DIRECTION: List each line in which the string "Annual" appears.

GIVEN DATA:
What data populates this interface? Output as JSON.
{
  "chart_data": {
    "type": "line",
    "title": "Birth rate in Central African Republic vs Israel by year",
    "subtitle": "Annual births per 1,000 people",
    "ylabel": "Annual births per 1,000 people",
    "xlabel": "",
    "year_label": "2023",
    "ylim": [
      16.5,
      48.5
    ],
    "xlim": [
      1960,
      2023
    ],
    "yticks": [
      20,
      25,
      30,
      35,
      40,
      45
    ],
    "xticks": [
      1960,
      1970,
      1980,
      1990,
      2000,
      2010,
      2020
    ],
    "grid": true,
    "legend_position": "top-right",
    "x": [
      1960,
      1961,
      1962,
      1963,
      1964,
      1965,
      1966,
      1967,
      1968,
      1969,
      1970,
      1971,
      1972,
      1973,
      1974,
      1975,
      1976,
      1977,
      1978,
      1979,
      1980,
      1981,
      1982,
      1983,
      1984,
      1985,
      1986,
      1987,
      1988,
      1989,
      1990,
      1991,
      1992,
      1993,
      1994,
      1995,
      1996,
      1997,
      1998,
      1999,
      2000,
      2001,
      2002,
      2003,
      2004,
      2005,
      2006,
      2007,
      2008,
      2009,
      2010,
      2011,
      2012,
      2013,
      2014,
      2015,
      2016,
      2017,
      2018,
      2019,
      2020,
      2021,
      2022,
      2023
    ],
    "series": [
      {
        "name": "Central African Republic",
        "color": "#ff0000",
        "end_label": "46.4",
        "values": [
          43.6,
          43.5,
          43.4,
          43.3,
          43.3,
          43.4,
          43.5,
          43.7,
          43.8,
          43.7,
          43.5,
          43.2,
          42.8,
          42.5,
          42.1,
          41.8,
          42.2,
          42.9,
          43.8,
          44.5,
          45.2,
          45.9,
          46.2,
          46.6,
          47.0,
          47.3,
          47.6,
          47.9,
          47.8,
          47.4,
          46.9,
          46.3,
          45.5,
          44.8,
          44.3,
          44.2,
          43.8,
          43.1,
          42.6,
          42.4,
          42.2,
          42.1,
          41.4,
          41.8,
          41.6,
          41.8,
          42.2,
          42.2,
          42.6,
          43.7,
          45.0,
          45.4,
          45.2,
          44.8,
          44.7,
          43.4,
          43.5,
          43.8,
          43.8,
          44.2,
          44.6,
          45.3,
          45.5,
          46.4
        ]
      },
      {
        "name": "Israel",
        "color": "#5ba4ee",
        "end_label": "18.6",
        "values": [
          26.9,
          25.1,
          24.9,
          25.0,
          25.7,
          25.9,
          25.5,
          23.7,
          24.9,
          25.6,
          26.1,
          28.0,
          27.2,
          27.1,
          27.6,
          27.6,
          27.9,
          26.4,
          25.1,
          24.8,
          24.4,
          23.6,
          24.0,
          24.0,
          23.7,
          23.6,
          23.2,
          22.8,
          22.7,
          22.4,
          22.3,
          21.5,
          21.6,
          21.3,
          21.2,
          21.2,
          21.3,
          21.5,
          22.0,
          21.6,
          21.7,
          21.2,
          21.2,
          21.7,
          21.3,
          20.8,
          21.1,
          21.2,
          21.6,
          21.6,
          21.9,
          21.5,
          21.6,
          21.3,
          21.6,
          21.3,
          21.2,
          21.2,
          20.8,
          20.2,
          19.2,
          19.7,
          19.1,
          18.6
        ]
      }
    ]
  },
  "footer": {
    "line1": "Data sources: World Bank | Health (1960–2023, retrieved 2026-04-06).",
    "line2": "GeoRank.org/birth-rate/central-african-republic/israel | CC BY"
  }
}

EXERCISE ANSWER:
    "subtitle": "Annual births per 1,000 people",
    "ylabel": "Annual births per 1,000 people",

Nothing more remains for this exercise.